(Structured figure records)
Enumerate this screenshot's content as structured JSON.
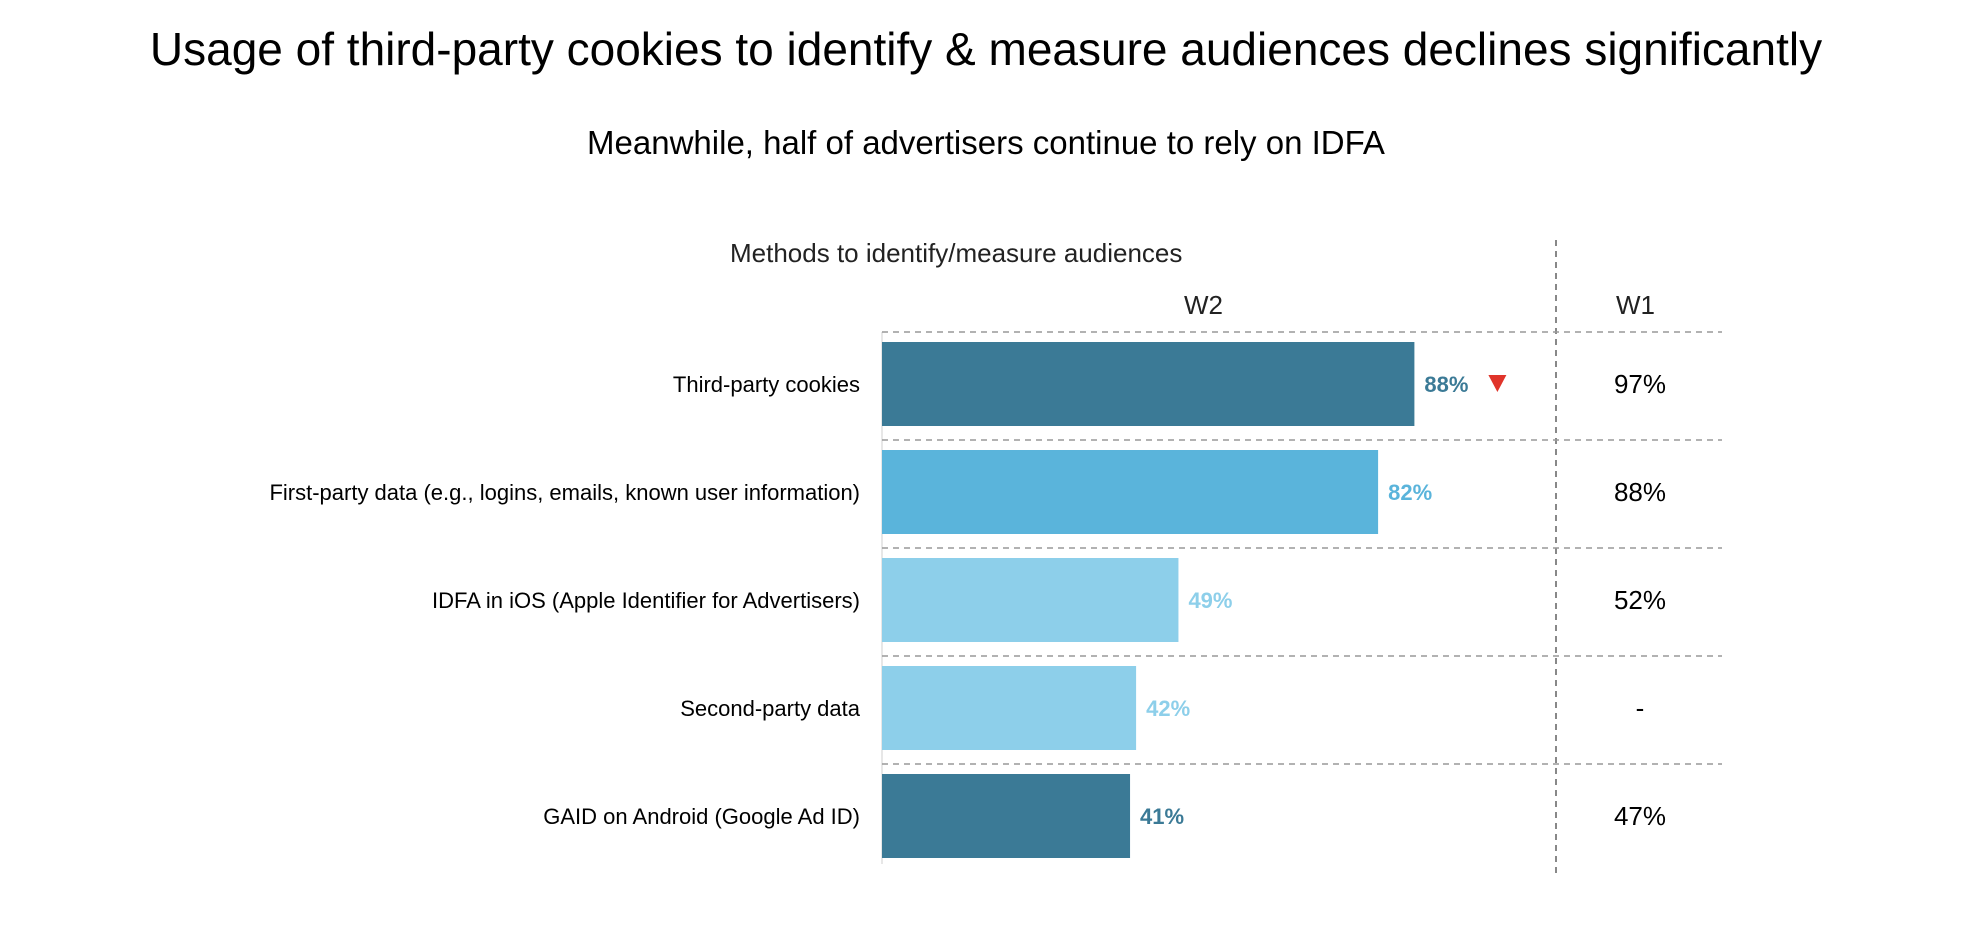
{
  "title": "Usage of third-party cookies to identify & measure audiences declines significantly",
  "subtitle": "Meanwhile, half of advertisers continue to rely on IDFA",
  "chart_heading": "Methods to identify/measure audiences",
  "columns": {
    "w2": "W2",
    "w1": "W1"
  },
  "chart_data": {
    "type": "bar",
    "orientation": "horizontal",
    "categories": [
      "Third-party cookies",
      "First-party data (e.g., logins, emails, known user information)",
      "IDFA in iOS (Apple Identifier for Advertisers)",
      "Second-party data",
      "GAID on Android (Google Ad ID)"
    ],
    "series": [
      {
        "name": "W2",
        "values": [
          88,
          82,
          49,
          42,
          41
        ],
        "labels": [
          "88%",
          "82%",
          "49%",
          "42%",
          "41%"
        ],
        "bar_colors": [
          "#3b7a96",
          "#5ab4db",
          "#8dcfea",
          "#8dcfea",
          "#3b7a96"
        ],
        "label_colors": [
          "#3b7a96",
          "#5ab4db",
          "#8dcfea",
          "#8dcfea",
          "#3b7a96"
        ]
      },
      {
        "name": "W1",
        "values": [
          97,
          88,
          52,
          null,
          47
        ],
        "labels": [
          "97%",
          "88%",
          "52%",
          "-",
          "47%"
        ]
      }
    ],
    "decline_marker": {
      "category_index": 0,
      "color": "#e0342a",
      "icon": "down-triangle-icon"
    },
    "xlim": [
      0,
      100
    ],
    "grid": false,
    "legend": "none"
  }
}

> _TASK OBJECTIVE_
Copy every line of the data exactly as written, excluding the pictures.

> _ANSWER TO THIS EXERCISE_
Enumerate this screenshot's content as structured JSON.
{
  "title": "Usage of third-party cookies to identify & measure audiences declines significantly",
  "subtitle": "Meanwhile, half of advertisers continue to rely on IDFA",
  "chart_heading": "Methods to identify/measure audiences",
  "columns": {
    "w2": "W2",
    "w1": "W1"
  },
  "chart_data": {
    "type": "bar",
    "orientation": "horizontal",
    "categories": [
      "Third-party cookies",
      "First-party data (e.g., logins, emails, known user information)",
      "IDFA in iOS (Apple Identifier for Advertisers)",
      "Second-party data",
      "GAID on Android (Google Ad ID)"
    ],
    "series": [
      {
        "name": "W2",
        "values": [
          88,
          82,
          49,
          42,
          41
        ],
        "labels": [
          "88%",
          "82%",
          "49%",
          "42%",
          "41%"
        ],
        "bar_colors": [
          "#3b7a96",
          "#5ab4db",
          "#8dcfea",
          "#8dcfea",
          "#3b7a96"
        ],
        "label_colors": [
          "#3b7a96",
          "#5ab4db",
          "#8dcfea",
          "#8dcfea",
          "#3b7a96"
        ]
      },
      {
        "name": "W1",
        "values": [
          97,
          88,
          52,
          null,
          47
        ],
        "labels": [
          "97%",
          "88%",
          "52%",
          "-",
          "47%"
        ]
      }
    ],
    "decline_marker": {
      "category_index": 0,
      "color": "#e0342a",
      "icon": "down-triangle-icon"
    },
    "xlim": [
      0,
      100
    ],
    "grid": false,
    "legend": "none"
  }
}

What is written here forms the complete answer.